(Records that describe figures)
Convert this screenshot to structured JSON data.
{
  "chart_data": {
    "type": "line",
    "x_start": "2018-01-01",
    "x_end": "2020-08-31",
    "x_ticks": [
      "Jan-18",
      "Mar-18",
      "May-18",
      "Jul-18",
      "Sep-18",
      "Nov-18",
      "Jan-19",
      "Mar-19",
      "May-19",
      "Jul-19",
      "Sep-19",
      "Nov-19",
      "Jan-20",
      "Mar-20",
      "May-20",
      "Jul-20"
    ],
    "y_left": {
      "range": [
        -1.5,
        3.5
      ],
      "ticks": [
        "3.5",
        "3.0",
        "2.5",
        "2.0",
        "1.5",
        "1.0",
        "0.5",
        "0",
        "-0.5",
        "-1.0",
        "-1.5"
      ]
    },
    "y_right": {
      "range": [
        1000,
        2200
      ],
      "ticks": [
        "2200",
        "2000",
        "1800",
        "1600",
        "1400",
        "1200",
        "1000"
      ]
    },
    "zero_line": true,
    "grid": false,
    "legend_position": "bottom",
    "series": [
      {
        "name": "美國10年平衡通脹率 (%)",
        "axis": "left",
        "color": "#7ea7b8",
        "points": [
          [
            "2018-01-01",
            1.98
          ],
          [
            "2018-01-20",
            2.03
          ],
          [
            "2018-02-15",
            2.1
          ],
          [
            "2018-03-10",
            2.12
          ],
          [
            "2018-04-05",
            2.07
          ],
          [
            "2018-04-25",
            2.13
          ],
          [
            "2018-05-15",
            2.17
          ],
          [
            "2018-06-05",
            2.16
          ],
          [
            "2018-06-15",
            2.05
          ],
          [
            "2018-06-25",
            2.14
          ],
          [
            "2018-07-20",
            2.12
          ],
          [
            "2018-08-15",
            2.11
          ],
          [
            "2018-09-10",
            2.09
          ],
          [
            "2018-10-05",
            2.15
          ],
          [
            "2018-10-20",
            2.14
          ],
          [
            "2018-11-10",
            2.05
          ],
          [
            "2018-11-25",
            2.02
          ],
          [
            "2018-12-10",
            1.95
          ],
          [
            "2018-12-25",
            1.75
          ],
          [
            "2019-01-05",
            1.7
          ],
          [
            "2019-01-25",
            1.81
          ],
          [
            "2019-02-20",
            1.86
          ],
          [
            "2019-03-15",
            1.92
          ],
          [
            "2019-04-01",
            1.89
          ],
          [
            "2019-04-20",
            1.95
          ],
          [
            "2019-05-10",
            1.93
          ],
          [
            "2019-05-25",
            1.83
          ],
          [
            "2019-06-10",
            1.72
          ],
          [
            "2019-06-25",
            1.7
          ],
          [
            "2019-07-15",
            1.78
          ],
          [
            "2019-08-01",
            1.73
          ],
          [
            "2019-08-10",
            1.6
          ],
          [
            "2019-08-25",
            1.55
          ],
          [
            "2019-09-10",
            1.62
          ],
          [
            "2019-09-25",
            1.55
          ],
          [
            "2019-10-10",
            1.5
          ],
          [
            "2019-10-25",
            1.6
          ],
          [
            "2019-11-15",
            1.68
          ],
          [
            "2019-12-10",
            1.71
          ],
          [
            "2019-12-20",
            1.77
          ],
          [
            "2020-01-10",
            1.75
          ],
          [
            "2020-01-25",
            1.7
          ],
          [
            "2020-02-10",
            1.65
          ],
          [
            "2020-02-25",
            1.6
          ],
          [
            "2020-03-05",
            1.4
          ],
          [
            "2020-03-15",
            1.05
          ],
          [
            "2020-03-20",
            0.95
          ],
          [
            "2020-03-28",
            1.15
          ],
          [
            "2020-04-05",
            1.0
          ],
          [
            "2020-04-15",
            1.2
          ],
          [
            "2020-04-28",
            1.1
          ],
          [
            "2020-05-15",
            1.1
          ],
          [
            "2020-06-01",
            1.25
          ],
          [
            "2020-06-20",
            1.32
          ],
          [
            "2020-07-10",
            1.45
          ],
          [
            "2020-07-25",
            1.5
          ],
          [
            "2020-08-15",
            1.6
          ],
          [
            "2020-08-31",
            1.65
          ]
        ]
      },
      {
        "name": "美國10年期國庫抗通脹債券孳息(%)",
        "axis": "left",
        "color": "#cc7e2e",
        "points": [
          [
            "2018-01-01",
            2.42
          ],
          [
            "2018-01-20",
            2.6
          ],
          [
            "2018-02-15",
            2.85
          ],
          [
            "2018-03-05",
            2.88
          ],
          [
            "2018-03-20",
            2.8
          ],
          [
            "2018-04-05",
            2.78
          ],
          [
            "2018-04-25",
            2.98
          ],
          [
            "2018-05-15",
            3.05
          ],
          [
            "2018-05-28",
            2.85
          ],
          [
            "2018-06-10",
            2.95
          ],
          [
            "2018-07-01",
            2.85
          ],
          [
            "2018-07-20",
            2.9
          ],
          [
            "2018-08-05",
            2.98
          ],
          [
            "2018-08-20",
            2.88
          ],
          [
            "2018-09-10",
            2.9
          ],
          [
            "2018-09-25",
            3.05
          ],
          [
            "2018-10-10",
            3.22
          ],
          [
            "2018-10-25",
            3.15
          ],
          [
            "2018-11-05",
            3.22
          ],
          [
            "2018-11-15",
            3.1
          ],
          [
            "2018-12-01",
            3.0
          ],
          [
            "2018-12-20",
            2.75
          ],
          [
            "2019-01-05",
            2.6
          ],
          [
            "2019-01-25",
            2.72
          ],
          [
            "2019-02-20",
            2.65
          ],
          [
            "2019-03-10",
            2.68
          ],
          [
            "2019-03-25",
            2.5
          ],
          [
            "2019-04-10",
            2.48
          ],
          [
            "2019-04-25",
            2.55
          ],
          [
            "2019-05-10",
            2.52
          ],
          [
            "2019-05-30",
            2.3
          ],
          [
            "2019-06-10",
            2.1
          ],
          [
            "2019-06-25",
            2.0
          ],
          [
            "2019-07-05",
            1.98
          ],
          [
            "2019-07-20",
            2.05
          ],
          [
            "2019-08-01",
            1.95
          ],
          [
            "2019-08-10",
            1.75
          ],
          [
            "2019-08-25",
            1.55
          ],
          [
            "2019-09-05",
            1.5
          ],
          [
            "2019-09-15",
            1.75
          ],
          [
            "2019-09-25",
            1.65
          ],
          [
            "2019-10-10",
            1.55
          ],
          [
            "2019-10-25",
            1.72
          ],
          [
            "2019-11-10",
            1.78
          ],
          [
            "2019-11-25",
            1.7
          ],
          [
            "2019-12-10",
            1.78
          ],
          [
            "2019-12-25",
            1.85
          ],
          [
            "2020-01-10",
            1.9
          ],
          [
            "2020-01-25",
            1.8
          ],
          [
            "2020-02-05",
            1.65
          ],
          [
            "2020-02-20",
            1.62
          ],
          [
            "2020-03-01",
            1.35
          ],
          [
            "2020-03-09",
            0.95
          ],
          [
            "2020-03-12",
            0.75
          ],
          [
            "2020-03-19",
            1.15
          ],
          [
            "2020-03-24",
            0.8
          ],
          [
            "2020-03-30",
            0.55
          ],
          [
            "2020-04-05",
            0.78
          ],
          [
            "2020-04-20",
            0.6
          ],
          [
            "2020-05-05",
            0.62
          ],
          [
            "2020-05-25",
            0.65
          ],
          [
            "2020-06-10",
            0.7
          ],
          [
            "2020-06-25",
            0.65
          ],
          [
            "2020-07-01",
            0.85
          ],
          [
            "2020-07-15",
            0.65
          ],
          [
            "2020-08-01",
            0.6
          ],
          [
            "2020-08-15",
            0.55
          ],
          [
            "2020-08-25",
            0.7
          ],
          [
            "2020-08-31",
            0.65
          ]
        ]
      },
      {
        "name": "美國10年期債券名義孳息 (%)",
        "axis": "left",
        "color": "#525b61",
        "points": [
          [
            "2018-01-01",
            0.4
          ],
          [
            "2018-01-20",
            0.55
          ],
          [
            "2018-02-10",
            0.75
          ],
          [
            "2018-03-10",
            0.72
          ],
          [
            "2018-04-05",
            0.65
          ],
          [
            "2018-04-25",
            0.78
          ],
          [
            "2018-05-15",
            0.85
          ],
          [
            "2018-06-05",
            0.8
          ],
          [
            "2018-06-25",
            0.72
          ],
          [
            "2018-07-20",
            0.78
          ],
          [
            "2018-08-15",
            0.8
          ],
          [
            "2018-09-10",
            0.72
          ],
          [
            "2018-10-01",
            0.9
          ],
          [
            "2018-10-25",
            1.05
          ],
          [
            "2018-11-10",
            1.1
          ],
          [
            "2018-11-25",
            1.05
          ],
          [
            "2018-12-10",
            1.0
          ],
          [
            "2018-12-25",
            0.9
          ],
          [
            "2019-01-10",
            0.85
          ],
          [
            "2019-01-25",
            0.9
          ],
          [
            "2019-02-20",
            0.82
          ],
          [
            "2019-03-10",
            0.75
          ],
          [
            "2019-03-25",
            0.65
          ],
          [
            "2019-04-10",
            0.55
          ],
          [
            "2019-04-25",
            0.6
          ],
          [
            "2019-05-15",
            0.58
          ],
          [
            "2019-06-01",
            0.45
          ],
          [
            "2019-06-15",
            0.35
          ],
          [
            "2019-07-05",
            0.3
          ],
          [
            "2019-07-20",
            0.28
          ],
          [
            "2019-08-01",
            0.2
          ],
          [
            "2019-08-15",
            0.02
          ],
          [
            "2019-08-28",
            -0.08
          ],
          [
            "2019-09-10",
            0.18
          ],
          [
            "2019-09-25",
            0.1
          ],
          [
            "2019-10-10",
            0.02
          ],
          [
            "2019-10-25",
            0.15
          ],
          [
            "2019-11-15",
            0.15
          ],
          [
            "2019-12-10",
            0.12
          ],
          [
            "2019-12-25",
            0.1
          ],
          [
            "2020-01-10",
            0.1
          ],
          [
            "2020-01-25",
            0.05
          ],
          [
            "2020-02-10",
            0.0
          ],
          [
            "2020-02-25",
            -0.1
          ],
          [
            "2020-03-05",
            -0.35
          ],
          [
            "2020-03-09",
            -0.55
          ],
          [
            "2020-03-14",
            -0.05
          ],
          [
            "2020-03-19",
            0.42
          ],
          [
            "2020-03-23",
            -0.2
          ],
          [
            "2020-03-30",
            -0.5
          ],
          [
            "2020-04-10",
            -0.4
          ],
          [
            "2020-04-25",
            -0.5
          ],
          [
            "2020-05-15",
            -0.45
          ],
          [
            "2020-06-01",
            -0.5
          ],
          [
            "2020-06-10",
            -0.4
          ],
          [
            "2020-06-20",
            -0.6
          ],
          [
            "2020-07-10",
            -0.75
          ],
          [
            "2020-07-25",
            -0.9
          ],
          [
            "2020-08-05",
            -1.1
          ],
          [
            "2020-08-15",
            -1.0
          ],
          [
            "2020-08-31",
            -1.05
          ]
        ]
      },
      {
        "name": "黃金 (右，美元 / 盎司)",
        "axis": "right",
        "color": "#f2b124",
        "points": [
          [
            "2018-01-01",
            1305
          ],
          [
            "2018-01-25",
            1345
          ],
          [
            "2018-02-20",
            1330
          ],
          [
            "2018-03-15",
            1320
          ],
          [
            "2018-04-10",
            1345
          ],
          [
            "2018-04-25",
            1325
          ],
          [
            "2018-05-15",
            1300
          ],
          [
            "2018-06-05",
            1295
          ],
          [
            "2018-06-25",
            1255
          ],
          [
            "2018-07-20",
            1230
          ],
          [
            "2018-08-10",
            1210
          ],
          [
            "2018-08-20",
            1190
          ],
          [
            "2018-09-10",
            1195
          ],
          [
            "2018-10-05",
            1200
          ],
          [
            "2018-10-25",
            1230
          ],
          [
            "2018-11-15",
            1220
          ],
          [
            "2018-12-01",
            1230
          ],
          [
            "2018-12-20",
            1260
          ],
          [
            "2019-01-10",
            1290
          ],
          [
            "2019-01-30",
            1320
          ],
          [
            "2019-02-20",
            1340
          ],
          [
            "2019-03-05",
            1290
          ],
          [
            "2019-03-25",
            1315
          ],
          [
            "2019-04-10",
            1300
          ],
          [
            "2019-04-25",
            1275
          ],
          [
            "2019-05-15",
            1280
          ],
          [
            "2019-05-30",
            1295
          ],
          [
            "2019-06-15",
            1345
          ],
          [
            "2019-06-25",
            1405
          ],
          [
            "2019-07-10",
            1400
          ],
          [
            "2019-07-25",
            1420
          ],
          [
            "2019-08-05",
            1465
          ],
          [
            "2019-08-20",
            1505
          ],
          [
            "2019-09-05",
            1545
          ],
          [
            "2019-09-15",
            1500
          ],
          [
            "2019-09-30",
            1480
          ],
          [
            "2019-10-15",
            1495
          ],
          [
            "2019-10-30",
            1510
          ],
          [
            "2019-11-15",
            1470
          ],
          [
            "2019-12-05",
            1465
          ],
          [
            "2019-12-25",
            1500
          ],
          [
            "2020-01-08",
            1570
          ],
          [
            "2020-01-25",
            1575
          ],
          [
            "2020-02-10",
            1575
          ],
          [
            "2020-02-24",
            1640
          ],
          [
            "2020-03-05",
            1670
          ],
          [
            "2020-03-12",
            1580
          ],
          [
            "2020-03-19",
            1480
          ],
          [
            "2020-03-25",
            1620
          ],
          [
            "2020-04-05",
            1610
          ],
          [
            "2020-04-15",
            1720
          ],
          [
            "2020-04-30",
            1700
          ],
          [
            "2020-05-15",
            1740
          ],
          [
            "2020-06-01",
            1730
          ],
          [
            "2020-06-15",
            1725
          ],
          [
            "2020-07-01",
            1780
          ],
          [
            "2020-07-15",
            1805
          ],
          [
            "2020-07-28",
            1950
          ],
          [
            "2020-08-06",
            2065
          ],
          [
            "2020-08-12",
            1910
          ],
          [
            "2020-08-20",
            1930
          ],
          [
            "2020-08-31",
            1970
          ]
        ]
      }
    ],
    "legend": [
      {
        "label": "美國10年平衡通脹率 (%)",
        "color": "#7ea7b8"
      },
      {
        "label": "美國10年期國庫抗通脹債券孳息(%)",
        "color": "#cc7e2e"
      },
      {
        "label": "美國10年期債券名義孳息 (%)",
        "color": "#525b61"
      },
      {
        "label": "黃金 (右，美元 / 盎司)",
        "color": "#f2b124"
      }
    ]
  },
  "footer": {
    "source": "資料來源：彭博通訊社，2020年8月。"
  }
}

Problem to work on
Tally up the lines in the records that contain the word "color" and give only the total.

Output for this task
8